[Annotated element entries]
# # # #

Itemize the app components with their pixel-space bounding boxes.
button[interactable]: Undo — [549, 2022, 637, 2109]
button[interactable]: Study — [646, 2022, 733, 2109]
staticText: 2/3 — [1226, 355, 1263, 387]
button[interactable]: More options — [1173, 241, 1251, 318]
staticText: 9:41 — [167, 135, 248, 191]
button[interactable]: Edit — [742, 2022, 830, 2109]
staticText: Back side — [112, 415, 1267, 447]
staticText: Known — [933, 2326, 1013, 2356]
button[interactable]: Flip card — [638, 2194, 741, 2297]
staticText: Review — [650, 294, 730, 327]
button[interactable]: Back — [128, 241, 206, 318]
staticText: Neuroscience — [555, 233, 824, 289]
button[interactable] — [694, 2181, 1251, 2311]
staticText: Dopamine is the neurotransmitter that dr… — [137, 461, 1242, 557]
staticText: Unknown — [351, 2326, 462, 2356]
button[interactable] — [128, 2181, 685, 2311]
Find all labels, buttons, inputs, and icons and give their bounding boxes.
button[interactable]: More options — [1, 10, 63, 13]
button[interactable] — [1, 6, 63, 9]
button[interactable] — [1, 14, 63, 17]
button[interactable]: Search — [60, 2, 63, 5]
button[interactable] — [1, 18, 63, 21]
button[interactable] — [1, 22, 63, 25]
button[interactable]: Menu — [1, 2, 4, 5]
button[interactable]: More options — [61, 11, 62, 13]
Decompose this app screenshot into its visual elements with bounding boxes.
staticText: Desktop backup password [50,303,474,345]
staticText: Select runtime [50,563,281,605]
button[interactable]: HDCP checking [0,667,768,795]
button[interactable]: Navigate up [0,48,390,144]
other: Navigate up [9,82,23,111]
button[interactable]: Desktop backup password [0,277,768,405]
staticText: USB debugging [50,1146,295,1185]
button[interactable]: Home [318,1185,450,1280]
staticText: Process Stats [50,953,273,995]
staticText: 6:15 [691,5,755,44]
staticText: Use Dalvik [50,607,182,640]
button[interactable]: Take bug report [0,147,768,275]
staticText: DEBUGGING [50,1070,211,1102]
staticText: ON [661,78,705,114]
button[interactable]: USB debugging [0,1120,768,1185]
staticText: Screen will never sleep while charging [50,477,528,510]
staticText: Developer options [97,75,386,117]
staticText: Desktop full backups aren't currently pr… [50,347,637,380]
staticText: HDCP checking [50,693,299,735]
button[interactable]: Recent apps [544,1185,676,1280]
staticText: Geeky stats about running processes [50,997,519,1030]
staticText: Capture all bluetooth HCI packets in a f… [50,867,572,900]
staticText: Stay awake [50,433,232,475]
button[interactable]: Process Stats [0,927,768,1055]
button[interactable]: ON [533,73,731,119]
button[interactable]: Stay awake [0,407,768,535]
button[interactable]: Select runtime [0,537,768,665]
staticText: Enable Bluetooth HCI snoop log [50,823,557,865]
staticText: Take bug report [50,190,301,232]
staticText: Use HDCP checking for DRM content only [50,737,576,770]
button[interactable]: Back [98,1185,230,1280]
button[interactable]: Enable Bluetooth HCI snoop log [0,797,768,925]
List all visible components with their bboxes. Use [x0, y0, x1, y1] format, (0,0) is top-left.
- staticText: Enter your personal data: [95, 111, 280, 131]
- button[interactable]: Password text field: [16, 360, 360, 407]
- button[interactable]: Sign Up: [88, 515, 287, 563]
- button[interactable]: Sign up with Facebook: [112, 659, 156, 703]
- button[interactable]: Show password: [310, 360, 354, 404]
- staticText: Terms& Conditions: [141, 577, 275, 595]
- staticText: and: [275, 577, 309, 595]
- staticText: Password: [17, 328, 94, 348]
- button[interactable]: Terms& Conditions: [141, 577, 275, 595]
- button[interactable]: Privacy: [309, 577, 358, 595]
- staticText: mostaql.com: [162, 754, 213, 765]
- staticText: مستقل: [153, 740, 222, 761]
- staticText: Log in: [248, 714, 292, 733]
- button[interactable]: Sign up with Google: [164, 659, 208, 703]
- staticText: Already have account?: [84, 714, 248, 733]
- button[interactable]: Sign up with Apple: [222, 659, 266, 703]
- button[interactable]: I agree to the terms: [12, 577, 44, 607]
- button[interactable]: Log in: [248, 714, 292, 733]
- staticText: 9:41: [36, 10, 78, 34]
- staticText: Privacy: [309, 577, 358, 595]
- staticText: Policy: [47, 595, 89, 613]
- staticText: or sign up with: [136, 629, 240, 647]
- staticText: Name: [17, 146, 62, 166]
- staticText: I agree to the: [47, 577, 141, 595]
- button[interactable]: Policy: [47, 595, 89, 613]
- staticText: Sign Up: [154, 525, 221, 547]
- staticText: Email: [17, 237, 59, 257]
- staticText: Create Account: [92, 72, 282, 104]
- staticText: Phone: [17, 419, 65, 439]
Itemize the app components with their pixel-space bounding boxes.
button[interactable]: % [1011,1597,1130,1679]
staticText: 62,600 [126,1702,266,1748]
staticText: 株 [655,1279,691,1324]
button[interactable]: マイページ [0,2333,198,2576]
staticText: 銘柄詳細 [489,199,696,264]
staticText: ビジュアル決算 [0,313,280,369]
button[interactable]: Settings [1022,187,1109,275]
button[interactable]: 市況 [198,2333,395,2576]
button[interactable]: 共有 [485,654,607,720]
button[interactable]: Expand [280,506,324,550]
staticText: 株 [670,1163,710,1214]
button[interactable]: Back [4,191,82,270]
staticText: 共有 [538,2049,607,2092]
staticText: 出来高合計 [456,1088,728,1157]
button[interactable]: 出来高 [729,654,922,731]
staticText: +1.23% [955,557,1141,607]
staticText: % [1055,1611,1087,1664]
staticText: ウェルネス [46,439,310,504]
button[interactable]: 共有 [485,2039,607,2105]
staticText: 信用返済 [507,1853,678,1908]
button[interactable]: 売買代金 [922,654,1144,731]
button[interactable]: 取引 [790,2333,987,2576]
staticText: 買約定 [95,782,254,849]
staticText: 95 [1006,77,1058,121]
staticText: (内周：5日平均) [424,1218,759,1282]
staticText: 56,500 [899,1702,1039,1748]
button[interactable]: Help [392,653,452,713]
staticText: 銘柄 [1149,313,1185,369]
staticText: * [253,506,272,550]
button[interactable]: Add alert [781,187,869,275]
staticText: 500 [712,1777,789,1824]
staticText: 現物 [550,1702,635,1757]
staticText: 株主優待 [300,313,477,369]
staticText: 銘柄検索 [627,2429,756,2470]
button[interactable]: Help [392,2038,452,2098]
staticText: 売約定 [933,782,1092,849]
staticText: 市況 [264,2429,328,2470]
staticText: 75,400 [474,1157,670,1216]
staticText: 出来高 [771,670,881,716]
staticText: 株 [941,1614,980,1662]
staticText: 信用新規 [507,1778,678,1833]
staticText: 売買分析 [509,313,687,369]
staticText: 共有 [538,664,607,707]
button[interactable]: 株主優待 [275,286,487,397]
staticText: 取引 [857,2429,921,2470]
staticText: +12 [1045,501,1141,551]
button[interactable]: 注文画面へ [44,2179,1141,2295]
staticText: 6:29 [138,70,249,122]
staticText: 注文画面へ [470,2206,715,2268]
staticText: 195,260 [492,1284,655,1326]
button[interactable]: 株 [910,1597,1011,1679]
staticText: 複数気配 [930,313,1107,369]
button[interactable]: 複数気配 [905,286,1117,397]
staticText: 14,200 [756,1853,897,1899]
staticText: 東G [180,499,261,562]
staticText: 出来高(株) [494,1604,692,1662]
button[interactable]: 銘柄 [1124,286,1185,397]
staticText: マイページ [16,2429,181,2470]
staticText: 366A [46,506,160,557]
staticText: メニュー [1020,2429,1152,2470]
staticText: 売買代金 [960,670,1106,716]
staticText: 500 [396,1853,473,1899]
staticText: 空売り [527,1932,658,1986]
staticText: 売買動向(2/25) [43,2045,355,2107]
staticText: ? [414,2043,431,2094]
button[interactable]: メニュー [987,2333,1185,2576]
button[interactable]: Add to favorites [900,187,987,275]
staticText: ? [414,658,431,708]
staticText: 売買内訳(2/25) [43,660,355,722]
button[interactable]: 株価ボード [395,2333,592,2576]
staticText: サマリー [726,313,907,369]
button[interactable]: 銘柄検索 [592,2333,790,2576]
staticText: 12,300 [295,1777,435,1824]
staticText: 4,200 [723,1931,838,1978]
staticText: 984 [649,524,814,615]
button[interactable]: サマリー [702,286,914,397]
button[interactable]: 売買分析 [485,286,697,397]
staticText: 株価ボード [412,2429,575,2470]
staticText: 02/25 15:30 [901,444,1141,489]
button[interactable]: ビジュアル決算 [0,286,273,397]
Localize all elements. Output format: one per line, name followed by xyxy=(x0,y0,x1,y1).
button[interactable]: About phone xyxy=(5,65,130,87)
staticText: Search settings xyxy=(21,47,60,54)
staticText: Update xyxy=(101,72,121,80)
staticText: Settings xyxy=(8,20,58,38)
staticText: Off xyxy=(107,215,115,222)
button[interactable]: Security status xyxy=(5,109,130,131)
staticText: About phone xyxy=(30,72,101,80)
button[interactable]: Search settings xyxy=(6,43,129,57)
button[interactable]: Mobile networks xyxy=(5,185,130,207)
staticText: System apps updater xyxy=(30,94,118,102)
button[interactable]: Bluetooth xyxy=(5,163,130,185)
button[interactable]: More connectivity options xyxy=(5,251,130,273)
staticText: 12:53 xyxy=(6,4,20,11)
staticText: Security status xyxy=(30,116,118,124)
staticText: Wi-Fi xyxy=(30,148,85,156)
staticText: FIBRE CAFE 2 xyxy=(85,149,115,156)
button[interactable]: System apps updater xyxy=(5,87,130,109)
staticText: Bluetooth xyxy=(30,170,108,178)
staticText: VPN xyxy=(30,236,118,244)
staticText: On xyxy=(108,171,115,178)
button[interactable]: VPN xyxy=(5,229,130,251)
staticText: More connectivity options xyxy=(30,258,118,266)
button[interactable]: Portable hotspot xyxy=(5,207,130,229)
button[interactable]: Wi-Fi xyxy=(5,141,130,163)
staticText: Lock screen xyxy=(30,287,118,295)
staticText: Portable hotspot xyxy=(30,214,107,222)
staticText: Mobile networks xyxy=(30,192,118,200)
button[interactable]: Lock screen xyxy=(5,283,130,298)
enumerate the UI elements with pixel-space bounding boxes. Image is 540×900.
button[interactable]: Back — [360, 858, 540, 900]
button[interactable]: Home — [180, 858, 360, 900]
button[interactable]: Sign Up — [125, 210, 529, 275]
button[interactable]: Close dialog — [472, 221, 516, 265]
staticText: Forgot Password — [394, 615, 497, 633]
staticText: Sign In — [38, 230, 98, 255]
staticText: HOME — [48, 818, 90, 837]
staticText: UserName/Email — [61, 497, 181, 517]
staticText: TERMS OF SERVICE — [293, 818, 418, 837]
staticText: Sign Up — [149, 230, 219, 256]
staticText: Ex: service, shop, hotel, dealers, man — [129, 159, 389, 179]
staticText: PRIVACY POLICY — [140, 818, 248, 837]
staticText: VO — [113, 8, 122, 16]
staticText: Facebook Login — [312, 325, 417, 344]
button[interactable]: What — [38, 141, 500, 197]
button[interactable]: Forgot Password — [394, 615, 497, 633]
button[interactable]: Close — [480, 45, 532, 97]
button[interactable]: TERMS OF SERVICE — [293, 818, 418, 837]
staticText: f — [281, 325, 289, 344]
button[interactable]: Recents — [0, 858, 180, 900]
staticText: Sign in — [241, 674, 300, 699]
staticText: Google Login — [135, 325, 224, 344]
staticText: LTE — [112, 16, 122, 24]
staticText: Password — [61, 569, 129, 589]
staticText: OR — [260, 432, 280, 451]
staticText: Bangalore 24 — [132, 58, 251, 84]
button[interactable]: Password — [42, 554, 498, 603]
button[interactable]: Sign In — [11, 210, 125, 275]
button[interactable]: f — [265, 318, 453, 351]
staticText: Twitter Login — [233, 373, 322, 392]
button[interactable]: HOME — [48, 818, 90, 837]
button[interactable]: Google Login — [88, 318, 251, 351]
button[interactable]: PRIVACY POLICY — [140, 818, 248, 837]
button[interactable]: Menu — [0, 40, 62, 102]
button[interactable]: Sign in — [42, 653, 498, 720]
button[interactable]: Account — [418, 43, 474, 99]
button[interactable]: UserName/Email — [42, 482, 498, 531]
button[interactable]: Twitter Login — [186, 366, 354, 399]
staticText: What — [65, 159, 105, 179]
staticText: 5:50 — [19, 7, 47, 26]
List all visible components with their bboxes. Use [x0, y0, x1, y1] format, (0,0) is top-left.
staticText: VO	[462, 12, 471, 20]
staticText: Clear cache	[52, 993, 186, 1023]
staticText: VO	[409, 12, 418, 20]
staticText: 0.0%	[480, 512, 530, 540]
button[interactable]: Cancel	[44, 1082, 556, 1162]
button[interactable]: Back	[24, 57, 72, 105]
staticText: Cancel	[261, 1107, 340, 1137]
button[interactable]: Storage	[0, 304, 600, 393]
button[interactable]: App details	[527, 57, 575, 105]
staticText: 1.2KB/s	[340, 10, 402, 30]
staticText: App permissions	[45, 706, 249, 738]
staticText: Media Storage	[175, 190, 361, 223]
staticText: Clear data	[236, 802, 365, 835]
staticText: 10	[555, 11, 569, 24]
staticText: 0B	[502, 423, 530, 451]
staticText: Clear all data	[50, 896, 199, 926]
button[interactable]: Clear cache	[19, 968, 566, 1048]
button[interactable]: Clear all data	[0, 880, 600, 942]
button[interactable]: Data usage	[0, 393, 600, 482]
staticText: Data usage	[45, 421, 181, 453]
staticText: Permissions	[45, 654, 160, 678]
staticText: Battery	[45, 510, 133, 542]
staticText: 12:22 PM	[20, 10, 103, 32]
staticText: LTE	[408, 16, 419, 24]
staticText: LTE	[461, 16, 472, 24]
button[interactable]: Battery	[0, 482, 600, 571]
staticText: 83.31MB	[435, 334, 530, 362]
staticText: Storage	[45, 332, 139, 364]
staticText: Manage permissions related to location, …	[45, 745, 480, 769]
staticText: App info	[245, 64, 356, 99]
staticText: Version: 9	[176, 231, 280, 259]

# # # #

Your goal: Can you render the lines from the start of the records through the line containing "button[interactable]: Search — [60, 2, 63, 5]" as a Markdown table with the columns No. and Line, one row per line, leaving out blank lines?

Written reply:
| No. | Line |
|---|---|
| 1 | Itemize the app components with their pixel-space bounding boxes. |
| 2 | button[interactable]: Undo — [549, 2022, 637, 2109] |
| 3 | button[interactable]: Study — [646, 2022, 733, 2109] |
| 4 | staticText: 2/3 — [1226, 355, 1263, 387] |
| 5 | button[interactable]: More options — [1173, 241, 1251, 318] |
| 6 | staticText: 9:41 — [167, 135, 248, 191] |
| 7 | button[interactable]: Edit — [742, 2022, 830, 2109] |
| 8 | staticText: Back side — [112, 415, 1267, 447] |
| 9 | staticText: Known — [933, 2326, 1013, 2356] |
| 10 | button[interactable]: Flip card — [638, 2194, 741, 2297] |
| 11 | staticText: Review — [650, 294, 730, 327] |
| 12 | button[interactable]: Back — [128, 241, 206, 318] |
| 13 | staticText: Neuroscience — [555, 233, 824, 289] |
| 14 | button[interactable] — [694, 2181, 1251, 2311] |
| 15 | staticText: Dopamine is the neurotransmitter that dr… — [137, 461, 1242, 557] |
| 16 | staticText: Unknown — [351, 2326, 462, 2356] |
| 17 | button[interactable] — [128, 2181, 685, 2311] |
| 18 | Find all labels, buttons, inputs, and icons and give their bounding boxes. |
| 19 | button[interactable]: More options — [1, 10, 63, 13] |
| 20 | button[interactable] — [1, 6, 63, 9] |
| 21 | button[interactable] — [1, 14, 63, 17] |
| 22 | button[interactable]: Search — [60, 2, 63, 5] |